Element location data
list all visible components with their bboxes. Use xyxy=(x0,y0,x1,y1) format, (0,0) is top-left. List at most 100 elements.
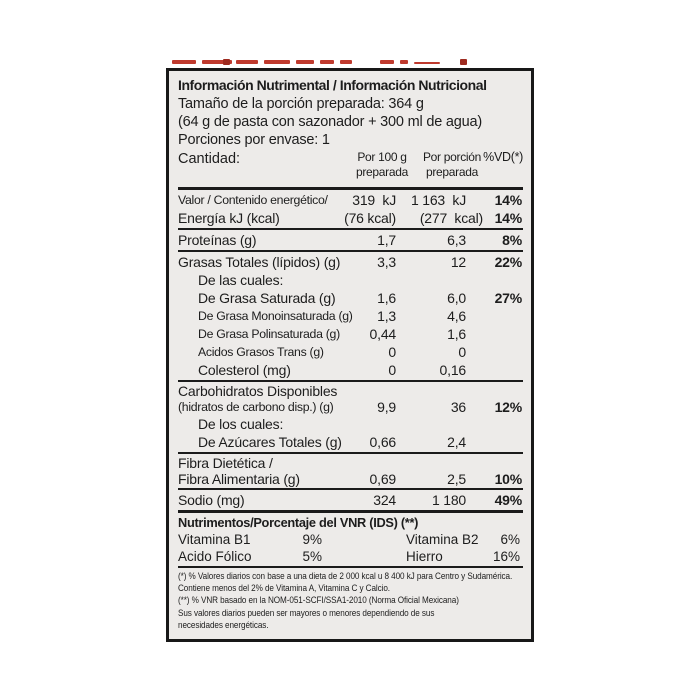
nutrient-name: De Azúcares Totales (g) xyxy=(198,434,342,450)
micronutrient-name: Vitamina B1 xyxy=(178,532,251,547)
divider xyxy=(178,380,523,382)
nutrient-row: De los cuales: xyxy=(178,415,523,433)
nutrient-name-line2: Fibra Alimentaria (g) xyxy=(178,471,300,487)
value-per-portion: 1,6 xyxy=(447,326,466,342)
value-per-portion: 4,6 xyxy=(447,308,466,324)
micronutrient-name: Acido Fólico xyxy=(178,549,252,564)
nutrient-row: Energía kJ (kcal) (76 kcal) (277 kcal) 1… xyxy=(178,209,523,227)
nutrient-name: Energía kJ (kcal) xyxy=(178,210,280,226)
micronutrient-row: Acido Fólico 5% Hierro 16% xyxy=(178,548,523,565)
value-per-100g: 1,3 xyxy=(377,308,396,324)
column-headers: Cantidad: Por 100 g preparada Por porció… xyxy=(178,150,523,186)
nutrient-row: De Grasa Saturada (g) 1,6 6,0 27% xyxy=(178,289,523,307)
nutrient-name: Sodio (mg) xyxy=(178,492,245,508)
nutrient-name: Valor / Contenido energético/ xyxy=(178,193,328,207)
footnotes: (*) % Valores diarios con base a una die… xyxy=(178,571,524,632)
value-percent-vd: 22% xyxy=(494,254,523,270)
divider xyxy=(178,566,523,568)
value-per-100g: 1,6 xyxy=(377,290,396,306)
nutrient-row: De Grasa Monoinsaturada (g) 1,3 4,6 xyxy=(178,307,523,325)
nutrient-row: Valor / Contenido energético/ 319 kJ 1 1… xyxy=(178,191,523,209)
nutrient-name: De las cuales: xyxy=(198,272,284,288)
column-header-per-100g: Por 100 g preparada xyxy=(355,150,408,179)
micronutrient-value: 5% xyxy=(302,549,322,564)
nutrient-row: Fibra Dietética / Fibra Alimentaria (g) … xyxy=(178,455,523,487)
value-per-100g: 3,3 xyxy=(377,254,396,270)
value-per-portion: 0,16 xyxy=(439,362,467,378)
divider xyxy=(178,452,523,454)
value-percent-vd: 27% xyxy=(494,290,523,306)
label-title: Información Nutrimental / Información Nu… xyxy=(178,77,487,93)
value-percent-vd: 8% xyxy=(502,232,522,248)
footnote-line: Contiene menos del 2% de Vitamina A, Vit… xyxy=(178,583,390,595)
nutrient-row: Carbohidratos Disponibles (hidratos de c… xyxy=(178,383,523,415)
micronutrients-header: Nutrimentos/Porcentaje del VNR (IDS) (**… xyxy=(178,515,419,530)
nutrient-name: Fibra Dietética / xyxy=(178,455,273,471)
nutrient-row: Colesterol (mg) 0 0,16 xyxy=(178,361,523,379)
serving-composition-line: (64 g de pasta con sazonador + 300 ml de… xyxy=(178,114,482,130)
nutrient-row: De las cuales: xyxy=(178,271,523,289)
value-per-portion: 6,0 xyxy=(447,290,466,306)
nutrient-name: De Grasa Monoinsaturada (g) xyxy=(198,309,353,323)
divider xyxy=(178,187,523,190)
servings-per-container-line: Porciones por envase: 1 xyxy=(178,132,330,148)
value-per-portion: 6,3 xyxy=(447,232,466,248)
micronutrient-value: 9% xyxy=(302,532,322,547)
value-per-100g: 9,9 xyxy=(377,399,396,415)
cropped-product-text-strip xyxy=(168,59,528,67)
value-per-100g: (76 kcal) xyxy=(344,210,396,226)
value-per-100g: 0 xyxy=(388,362,396,378)
divider xyxy=(178,250,523,252)
nutrient-name: Carbohidratos Disponibles xyxy=(178,383,338,399)
value-percent-vd: 49% xyxy=(494,492,523,508)
value-per-portion: 2,5 xyxy=(447,471,466,487)
value-per-portion: (277 kcal) xyxy=(419,210,483,226)
quantity-label: Cantidad: xyxy=(178,151,241,167)
micronutrient-name: Vitamina B2 xyxy=(406,532,479,547)
value-per-100g: 319 kJ xyxy=(352,192,396,208)
value-percent-vd: 14% xyxy=(494,192,523,208)
value-percent-vd: 10% xyxy=(494,471,523,487)
nutrient-row: Acidos Grasos Trans (g) 0 0 xyxy=(178,343,523,361)
nutrient-name: Proteínas (g) xyxy=(178,232,257,248)
serving-size-line: Tamaño de la porción preparada: 364 g xyxy=(178,96,424,112)
value-per-100g: 0,69 xyxy=(369,471,397,487)
micronutrient-value: 16% xyxy=(492,549,520,564)
column-header-per-portion: Por porción preparada xyxy=(422,150,482,179)
value-per-portion: 36 xyxy=(450,399,466,415)
value-per-portion: 0 xyxy=(458,344,466,360)
value-percent-vd: 14% xyxy=(494,210,523,226)
value-per-portion: 1 163 kJ xyxy=(410,192,466,208)
nutrient-name: De Grasa Saturada (g) xyxy=(198,290,336,306)
value-per-portion: 1 180 xyxy=(431,492,466,508)
nutrient-row: Grasas Totales (lípidos) (g) 3,3 12 22% xyxy=(178,253,523,271)
column-header-percent-vd: %VD(*) xyxy=(483,150,523,164)
value-percent-vd: 12% xyxy=(494,399,523,415)
divider xyxy=(178,228,523,230)
nutrient-name: Colesterol (mg) xyxy=(198,362,291,378)
value-per-100g: 0 xyxy=(388,344,396,360)
value-per-100g: 0,44 xyxy=(369,326,397,342)
micronutrient-row: Vitamina B1 9% Vitamina B2 6% xyxy=(178,531,523,548)
footnote-line: (*) % Valores diarios con base a una die… xyxy=(178,571,513,582)
nutrient-name: Acidos Grasos Trans (g) xyxy=(198,345,324,359)
value-per-100g: 0,66 xyxy=(369,434,397,450)
nutrient-name: De los cuales: xyxy=(198,416,284,432)
divider xyxy=(178,510,523,513)
micronutrient-value: 6% xyxy=(500,532,520,547)
footnote-line: (**) % VNR basado en la NOM-051-SCFI/SSA… xyxy=(178,595,459,607)
nutrient-row: Sodio (mg) 324 1 180 49% xyxy=(178,491,523,509)
divider xyxy=(178,488,523,490)
value-per-100g: 324 xyxy=(373,492,396,508)
nutrient-row: Proteínas (g) 1,7 6,3 8% xyxy=(178,231,523,249)
value-per-portion: 12 xyxy=(450,254,466,270)
nutrient-row: De Grasa Polinsaturada (g) 0,44 1,6 xyxy=(178,325,523,343)
nutrient-name-line2: (hidratos de carbono disp.) (g) xyxy=(178,400,334,414)
nutrient-name: Grasas Totales (lípidos) (g) xyxy=(178,254,341,270)
value-per-100g: 1,7 xyxy=(377,232,396,248)
micronutrients-section: Nutrimentos/Porcentaje del VNR (IDS) (**… xyxy=(178,515,523,565)
footnote-line: Sus valores diarios pueden ser mayores o… xyxy=(178,607,435,619)
nutrient-table: Valor / Contenido energético/ 319 kJ 1 1… xyxy=(178,191,523,513)
nutrient-name: De Grasa Polinsaturada (g) xyxy=(198,327,340,341)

▶ [GIVEN PROBLEM]: Reproduce every line of the items above word for word, leaving out the picture.

▶ [TASK RESPONSE]:
list all visible components with their bboxes. Use xyxy=(x0,y0,x1,y1) format, (0,0) is top-left. List at most 100 elements.
nutrient-name: De Azúcares Totales (g) xyxy=(198,434,342,450)
micronutrient-name: Vitamina B1 xyxy=(178,532,251,547)
divider xyxy=(178,380,523,382)
nutrient-row: De los cuales: xyxy=(178,415,523,433)
nutrient-name-line2: Fibra Alimentaria (g) xyxy=(178,471,300,487)
value-per-portion: 1,6 xyxy=(447,326,466,342)
value-per-portion: 4,6 xyxy=(447,308,466,324)
micronutrient-name: Acido Fólico xyxy=(178,549,252,564)
nutrient-row: Energía kJ (kcal) (76 kcal) (277 kcal) 1… xyxy=(178,209,523,227)
nutrient-name: Energía kJ (kcal) xyxy=(178,210,280,226)
micronutrient-row: Acido Fólico 5% Hierro 16% xyxy=(178,548,523,565)
value-per-100g: 1,3 xyxy=(377,308,396,324)
column-headers: Cantidad: Por 100 g preparada Por porció… xyxy=(178,150,523,186)
nutrient-row: De Grasa Saturada (g) 1,6 6,0 27% xyxy=(178,289,523,307)
nutrient-name: Sodio (mg) xyxy=(178,492,245,508)
nutrient-name: Valor / Contenido energético/ xyxy=(178,193,328,207)
footnotes: (*) % Valores diarios con base a una die… xyxy=(178,571,524,632)
value-percent-vd: 22% xyxy=(494,254,523,270)
divider xyxy=(178,566,523,568)
value-per-100g: 1,6 xyxy=(377,290,396,306)
nutrient-row: De Grasa Monoinsaturada (g) 1,3 4,6 xyxy=(178,307,523,325)
nutrient-row: Valor / Contenido energético/ 319 kJ 1 1… xyxy=(178,191,523,209)
nutrient-name: De las cuales: xyxy=(198,272,284,288)
column-header-per-100g: Por 100 g preparada xyxy=(355,150,408,179)
micronutrient-value: 5% xyxy=(302,549,322,564)
nutrient-row: Fibra Dietética / Fibra Alimentaria (g) … xyxy=(178,455,523,487)
value-per-100g: 3,3 xyxy=(377,254,396,270)
value-per-portion: 0,16 xyxy=(439,362,467,378)
divider xyxy=(178,452,523,454)
value-percent-vd: 27% xyxy=(494,290,523,306)
label-title: Información Nutrimental / Información Nu… xyxy=(178,77,487,93)
value-percent-vd: 8% xyxy=(502,232,522,248)
footnote-line: Contiene menos del 2% de Vitamina A, Vit… xyxy=(178,583,390,595)
nutrient-row: Carbohidratos Disponibles (hidratos de c… xyxy=(178,383,523,415)
micronutrients-header: Nutrimentos/Porcentaje del VNR (IDS) (**… xyxy=(178,515,419,530)
nutrient-name: Fibra Dietética / xyxy=(178,455,273,471)
nutrient-row: Colesterol (mg) 0 0,16 xyxy=(178,361,523,379)
serving-composition-line: (64 g de pasta con sazonador + 300 ml de… xyxy=(178,114,482,130)
nutrient-row: De las cuales: xyxy=(178,271,523,289)
value-per-portion: 6,0 xyxy=(447,290,466,306)
nutrient-name: De Grasa Monoinsaturada (g) xyxy=(198,309,353,323)
divider xyxy=(178,187,523,190)
servings-per-container-line: Porciones por envase: 1 xyxy=(178,132,330,148)
value-per-portion: 6,3 xyxy=(447,232,466,248)
micronutrient-value: 9% xyxy=(302,532,322,547)
value-per-100g: 9,9 xyxy=(377,399,396,415)
cropped-product-text-strip xyxy=(168,59,528,67)
value-per-100g: (76 kcal) xyxy=(344,210,396,226)
value-per-100g: 0 xyxy=(388,362,396,378)
divider xyxy=(178,250,523,252)
nutrient-name: Carbohidratos Disponibles xyxy=(178,383,338,399)
value-percent-vd: 49% xyxy=(494,492,523,508)
value-per-portion: 2,5 xyxy=(447,471,466,487)
value-per-portion: (277 kcal) xyxy=(419,210,483,226)
quantity-label: Cantidad: xyxy=(178,151,241,167)
micronutrient-name: Vitamina B2 xyxy=(406,532,479,547)
value-per-100g: 319 kJ xyxy=(352,192,396,208)
value-percent-vd: 14% xyxy=(494,192,523,208)
value-percent-vd: 10% xyxy=(494,471,523,487)
nutrient-row: Acidos Grasos Trans (g) 0 0 xyxy=(178,343,523,361)
nutrient-name: Proteínas (g) xyxy=(178,232,257,248)
serving-size-line: Tamaño de la porción preparada: 364 g xyxy=(178,96,424,112)
value-per-100g: 0,69 xyxy=(369,471,397,487)
micronutrient-value: 16% xyxy=(492,549,520,564)
column-header-per-portion: Por porción preparada xyxy=(422,150,482,179)
value-per-portion: 36 xyxy=(450,399,466,415)
value-per-portion: 0 xyxy=(458,344,466,360)
value-percent-vd: 14% xyxy=(494,210,523,226)
value-per-portion: 1 163 kJ xyxy=(410,192,466,208)
nutrient-name: De Grasa Saturada (g) xyxy=(198,290,336,306)
value-per-portion: 1 180 xyxy=(431,492,466,508)
nutrient-row: Grasas Totales (lípidos) (g) 3,3 12 22% xyxy=(178,253,523,271)
column-header-percent-vd: %VD(*) xyxy=(483,150,523,164)
value-percent-vd: 12% xyxy=(494,399,523,415)
divider xyxy=(178,228,523,230)
nutrient-name: Colesterol (mg) xyxy=(198,362,291,378)
value-per-100g: 0 xyxy=(388,344,396,360)
value-per-100g: 0,44 xyxy=(369,326,397,342)
micronutrient-row: Vitamina B1 9% Vitamina B2 6% xyxy=(178,531,523,548)
footnote-line: (*) % Valores diarios con base a una die… xyxy=(178,571,513,582)
nutrient-name: Acidos Grasos Trans (g) xyxy=(198,345,324,359)
value-per-100g: 0,66 xyxy=(369,434,397,450)
nutrient-name: De los cuales: xyxy=(198,416,284,432)
divider xyxy=(178,510,523,513)
micronutrient-value: 6% xyxy=(500,532,520,547)
footnote-line: (**) % VNR basado en la NOM-051-SCFI/SSA… xyxy=(178,595,459,607)
nutrient-row: Sodio (mg) 324 1 180 49% xyxy=(178,491,523,509)
divider xyxy=(178,488,523,490)
value-per-100g: 324 xyxy=(373,492,396,508)
nutrient-row: Proteínas (g) 1,7 6,3 8% xyxy=(178,231,523,249)
value-per-portion: 12 xyxy=(450,254,466,270)
nutrient-row: De Grasa Polinsaturada (g) 0,44 1,6 xyxy=(178,325,523,343)
nutrient-name-line2: (hidratos de carbono disp.) (g) xyxy=(178,400,334,414)
nutrient-name: Grasas Totales (lípidos) (g) xyxy=(178,254,341,270)
value-per-100g: 1,7 xyxy=(377,232,396,248)
micronutrients-section: Nutrimentos/Porcentaje del VNR (IDS) (**… xyxy=(178,515,523,565)
footnote-line: Sus valores diarios pueden ser mayores o… xyxy=(178,607,435,619)
nutrient-table: Valor / Contenido energético/ 319 kJ 1 1… xyxy=(178,191,523,513)
nutrient-name: De Grasa Polinsaturada (g) xyxy=(198,327,340,341)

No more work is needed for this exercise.